### WHAT IS BEING ASKED
From the records below, pull each line that has "Оцените".

### RECORD EXCERPTS
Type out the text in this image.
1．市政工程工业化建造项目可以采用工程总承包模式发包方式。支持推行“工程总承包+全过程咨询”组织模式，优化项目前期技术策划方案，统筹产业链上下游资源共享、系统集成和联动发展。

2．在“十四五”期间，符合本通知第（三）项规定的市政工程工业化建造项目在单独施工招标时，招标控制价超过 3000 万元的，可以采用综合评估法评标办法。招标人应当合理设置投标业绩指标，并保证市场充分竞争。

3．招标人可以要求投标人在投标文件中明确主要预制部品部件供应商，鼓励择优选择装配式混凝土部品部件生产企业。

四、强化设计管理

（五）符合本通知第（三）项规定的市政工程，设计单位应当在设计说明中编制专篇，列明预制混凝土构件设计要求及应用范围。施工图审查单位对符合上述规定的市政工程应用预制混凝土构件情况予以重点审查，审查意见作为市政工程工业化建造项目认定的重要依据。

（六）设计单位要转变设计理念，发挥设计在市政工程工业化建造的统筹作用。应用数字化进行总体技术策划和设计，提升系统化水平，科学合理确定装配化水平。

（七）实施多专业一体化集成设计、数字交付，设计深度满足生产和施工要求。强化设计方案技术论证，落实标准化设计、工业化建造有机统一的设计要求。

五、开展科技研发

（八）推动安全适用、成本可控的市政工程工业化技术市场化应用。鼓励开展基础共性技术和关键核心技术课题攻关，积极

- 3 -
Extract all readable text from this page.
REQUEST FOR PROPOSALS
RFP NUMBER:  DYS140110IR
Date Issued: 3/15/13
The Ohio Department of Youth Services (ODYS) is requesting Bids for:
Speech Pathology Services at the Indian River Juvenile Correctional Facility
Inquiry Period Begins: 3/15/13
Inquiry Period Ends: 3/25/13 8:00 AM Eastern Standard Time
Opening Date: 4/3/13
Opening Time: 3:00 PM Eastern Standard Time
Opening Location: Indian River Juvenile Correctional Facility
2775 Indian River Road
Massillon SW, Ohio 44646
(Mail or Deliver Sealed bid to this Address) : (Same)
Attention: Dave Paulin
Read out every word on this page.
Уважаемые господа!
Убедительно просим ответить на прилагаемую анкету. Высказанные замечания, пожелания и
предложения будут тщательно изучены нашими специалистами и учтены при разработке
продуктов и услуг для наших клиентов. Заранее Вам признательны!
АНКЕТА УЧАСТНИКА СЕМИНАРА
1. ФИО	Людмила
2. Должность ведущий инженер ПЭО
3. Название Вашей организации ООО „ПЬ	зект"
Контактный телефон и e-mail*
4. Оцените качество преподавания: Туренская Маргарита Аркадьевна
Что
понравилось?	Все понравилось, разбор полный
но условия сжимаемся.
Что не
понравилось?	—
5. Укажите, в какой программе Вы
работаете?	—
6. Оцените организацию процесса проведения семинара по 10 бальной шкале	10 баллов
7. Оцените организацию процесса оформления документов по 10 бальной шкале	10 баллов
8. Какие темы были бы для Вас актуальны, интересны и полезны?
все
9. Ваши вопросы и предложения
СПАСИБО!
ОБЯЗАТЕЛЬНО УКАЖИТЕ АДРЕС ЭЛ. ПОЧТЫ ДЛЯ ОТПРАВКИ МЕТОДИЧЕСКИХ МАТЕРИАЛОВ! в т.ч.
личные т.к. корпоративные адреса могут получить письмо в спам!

### WRITTEN RESPONSE
4. Оцените качество преподавания: Туренская Маргарита Аркадьевна
6. Оцените организацию процесса проведения семинара по 10 бальной шкале	10 баллов
7. Оцените организацию процесса оформления документов по 10 бальной шкале	10 баллов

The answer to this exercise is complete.